Request >> Lines containing the string "title" are to be counted. Write only how many there are.

Raw records >>

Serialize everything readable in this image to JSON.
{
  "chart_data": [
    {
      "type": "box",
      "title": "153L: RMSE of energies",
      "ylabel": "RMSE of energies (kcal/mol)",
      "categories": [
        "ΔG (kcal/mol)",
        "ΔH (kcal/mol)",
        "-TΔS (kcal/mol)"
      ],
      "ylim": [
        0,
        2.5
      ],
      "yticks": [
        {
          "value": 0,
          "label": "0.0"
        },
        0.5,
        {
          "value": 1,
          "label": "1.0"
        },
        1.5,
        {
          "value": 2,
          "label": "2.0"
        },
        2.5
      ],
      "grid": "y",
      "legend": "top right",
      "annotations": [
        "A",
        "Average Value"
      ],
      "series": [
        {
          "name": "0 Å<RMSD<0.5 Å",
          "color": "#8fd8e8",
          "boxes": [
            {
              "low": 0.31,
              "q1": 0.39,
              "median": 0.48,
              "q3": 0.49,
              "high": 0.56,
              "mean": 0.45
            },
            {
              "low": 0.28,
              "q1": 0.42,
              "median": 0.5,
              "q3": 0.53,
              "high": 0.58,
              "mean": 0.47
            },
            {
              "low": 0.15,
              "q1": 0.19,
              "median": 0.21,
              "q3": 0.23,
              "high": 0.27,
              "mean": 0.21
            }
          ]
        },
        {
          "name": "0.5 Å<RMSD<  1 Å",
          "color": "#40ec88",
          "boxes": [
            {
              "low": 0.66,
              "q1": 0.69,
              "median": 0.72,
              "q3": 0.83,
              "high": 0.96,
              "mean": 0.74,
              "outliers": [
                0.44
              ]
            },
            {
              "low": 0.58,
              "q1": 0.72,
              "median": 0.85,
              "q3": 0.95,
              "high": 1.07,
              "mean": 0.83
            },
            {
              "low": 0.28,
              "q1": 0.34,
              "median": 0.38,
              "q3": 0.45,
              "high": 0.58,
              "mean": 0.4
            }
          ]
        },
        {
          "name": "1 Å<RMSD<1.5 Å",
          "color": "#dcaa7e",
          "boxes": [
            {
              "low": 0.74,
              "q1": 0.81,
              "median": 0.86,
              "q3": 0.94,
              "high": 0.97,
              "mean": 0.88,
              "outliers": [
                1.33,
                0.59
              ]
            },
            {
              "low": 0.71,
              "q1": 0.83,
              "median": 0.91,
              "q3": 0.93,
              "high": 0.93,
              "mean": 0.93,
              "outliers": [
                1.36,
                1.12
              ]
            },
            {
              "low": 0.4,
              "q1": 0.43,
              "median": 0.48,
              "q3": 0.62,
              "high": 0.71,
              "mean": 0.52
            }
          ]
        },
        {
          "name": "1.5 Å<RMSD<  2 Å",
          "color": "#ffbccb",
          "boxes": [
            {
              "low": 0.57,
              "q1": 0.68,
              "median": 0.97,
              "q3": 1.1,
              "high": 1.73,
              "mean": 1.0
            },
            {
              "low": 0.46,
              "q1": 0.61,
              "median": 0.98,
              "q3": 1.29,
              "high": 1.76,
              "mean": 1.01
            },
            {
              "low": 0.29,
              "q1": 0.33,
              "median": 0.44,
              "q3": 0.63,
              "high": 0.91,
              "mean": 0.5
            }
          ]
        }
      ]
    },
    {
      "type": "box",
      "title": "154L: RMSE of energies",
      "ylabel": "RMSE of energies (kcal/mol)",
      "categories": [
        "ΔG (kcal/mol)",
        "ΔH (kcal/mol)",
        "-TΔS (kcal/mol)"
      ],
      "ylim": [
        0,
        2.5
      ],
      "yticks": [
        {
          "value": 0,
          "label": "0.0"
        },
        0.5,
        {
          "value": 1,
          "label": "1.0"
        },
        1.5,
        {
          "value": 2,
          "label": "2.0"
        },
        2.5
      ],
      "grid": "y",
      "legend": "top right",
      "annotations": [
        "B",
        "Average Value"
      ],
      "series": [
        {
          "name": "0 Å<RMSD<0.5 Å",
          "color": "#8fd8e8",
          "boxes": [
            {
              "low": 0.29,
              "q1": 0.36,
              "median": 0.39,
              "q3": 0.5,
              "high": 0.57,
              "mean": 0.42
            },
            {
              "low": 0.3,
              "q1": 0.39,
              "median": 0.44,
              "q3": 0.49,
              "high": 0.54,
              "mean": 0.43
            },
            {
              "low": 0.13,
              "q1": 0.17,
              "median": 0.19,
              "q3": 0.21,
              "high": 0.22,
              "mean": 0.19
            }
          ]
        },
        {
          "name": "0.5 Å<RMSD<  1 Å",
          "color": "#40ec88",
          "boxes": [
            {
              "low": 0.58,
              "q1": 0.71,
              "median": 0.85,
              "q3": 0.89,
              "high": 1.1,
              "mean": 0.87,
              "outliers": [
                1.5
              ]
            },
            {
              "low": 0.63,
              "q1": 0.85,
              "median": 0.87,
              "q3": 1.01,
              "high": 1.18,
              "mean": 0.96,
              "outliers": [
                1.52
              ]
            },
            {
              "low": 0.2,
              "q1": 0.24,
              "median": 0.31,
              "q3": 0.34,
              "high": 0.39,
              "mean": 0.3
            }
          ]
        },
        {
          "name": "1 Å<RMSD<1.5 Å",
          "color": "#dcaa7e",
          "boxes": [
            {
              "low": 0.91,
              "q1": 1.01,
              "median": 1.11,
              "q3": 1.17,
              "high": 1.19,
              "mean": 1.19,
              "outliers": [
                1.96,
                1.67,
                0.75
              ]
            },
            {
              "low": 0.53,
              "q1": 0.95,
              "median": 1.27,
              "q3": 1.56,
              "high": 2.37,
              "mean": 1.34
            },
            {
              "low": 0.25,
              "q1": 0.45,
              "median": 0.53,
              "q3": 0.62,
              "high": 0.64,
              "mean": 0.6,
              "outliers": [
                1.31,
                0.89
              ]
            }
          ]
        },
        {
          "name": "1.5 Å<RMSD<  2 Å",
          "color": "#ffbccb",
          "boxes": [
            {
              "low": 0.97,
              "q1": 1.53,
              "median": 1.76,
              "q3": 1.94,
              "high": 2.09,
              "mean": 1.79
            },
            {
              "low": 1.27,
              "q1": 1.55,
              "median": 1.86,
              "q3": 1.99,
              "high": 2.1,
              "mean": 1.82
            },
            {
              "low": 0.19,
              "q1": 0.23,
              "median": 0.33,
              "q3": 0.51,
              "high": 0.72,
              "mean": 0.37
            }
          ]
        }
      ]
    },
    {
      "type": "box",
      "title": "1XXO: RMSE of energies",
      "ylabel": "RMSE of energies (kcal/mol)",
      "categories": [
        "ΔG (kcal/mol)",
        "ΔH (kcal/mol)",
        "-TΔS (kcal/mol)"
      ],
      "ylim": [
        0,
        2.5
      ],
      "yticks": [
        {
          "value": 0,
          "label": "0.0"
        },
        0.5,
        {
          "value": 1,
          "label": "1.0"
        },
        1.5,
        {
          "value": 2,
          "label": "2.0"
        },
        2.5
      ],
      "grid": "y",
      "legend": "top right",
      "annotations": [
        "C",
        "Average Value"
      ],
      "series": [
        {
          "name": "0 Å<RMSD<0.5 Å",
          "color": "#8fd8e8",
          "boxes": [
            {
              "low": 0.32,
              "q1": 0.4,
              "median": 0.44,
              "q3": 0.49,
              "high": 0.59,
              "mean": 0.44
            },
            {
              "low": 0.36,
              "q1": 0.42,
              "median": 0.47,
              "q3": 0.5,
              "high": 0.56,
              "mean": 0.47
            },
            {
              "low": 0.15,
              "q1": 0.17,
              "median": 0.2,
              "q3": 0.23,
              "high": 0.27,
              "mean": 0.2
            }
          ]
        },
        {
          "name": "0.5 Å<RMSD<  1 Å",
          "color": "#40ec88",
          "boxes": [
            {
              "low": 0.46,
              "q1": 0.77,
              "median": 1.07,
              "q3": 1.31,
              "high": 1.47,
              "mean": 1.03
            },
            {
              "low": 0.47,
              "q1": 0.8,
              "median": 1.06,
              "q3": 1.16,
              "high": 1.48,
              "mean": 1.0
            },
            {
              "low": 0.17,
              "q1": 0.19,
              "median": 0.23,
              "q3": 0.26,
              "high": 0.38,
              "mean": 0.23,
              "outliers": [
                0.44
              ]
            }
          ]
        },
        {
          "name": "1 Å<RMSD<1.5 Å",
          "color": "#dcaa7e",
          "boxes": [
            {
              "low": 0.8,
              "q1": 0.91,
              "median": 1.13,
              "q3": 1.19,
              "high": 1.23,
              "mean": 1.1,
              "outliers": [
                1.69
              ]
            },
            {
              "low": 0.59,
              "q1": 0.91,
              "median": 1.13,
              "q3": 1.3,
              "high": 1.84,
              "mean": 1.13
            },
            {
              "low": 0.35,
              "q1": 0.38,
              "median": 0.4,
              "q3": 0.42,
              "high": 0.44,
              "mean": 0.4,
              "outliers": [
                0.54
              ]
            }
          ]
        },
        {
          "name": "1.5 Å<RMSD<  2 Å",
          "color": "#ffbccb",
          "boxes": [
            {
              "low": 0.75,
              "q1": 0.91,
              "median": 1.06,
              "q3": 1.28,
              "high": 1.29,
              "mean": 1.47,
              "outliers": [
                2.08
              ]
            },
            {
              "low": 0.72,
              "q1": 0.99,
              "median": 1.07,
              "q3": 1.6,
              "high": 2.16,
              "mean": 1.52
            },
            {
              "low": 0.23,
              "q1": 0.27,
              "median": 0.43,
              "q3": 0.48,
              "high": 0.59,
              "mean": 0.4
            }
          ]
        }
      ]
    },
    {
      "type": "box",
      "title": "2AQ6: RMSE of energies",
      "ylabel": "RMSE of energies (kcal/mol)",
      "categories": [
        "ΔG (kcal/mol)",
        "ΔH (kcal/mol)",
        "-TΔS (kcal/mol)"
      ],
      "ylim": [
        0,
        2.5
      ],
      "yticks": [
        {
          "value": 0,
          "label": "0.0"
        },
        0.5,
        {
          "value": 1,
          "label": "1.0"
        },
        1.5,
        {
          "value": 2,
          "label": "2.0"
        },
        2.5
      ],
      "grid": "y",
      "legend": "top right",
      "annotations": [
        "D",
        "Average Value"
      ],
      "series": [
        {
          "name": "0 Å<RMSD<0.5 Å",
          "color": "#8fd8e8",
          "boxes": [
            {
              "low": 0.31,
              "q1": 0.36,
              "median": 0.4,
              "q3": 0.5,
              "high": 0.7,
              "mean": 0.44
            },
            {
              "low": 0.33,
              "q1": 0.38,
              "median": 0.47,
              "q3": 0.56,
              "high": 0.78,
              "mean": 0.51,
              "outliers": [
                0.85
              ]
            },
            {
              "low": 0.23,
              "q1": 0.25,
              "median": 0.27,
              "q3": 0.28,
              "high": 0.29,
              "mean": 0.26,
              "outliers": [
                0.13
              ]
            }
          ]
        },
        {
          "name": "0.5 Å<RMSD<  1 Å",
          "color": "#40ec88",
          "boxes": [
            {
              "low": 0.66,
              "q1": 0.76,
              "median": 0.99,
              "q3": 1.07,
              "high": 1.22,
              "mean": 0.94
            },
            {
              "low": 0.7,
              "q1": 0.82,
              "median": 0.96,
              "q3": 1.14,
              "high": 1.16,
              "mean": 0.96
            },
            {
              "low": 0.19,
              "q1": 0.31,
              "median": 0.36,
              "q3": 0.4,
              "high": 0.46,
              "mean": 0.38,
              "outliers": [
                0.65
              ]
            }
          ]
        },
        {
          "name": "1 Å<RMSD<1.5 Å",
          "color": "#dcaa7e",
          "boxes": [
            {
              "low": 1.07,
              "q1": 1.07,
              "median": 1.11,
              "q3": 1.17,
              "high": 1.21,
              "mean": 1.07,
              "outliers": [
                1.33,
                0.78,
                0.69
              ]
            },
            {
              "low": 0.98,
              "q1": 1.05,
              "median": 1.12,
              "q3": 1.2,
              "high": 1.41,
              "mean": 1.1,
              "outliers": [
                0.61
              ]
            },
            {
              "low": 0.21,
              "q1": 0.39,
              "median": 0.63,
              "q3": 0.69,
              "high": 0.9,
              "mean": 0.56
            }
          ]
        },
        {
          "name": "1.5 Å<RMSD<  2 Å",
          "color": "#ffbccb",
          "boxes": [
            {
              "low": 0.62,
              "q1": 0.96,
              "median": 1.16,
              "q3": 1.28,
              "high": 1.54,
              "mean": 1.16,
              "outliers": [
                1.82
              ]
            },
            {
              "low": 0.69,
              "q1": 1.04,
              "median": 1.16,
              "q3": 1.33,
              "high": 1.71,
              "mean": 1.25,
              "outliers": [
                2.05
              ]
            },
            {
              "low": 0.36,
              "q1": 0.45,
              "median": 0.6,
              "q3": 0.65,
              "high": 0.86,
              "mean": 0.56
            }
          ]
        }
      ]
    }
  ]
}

Exercise answer >> 4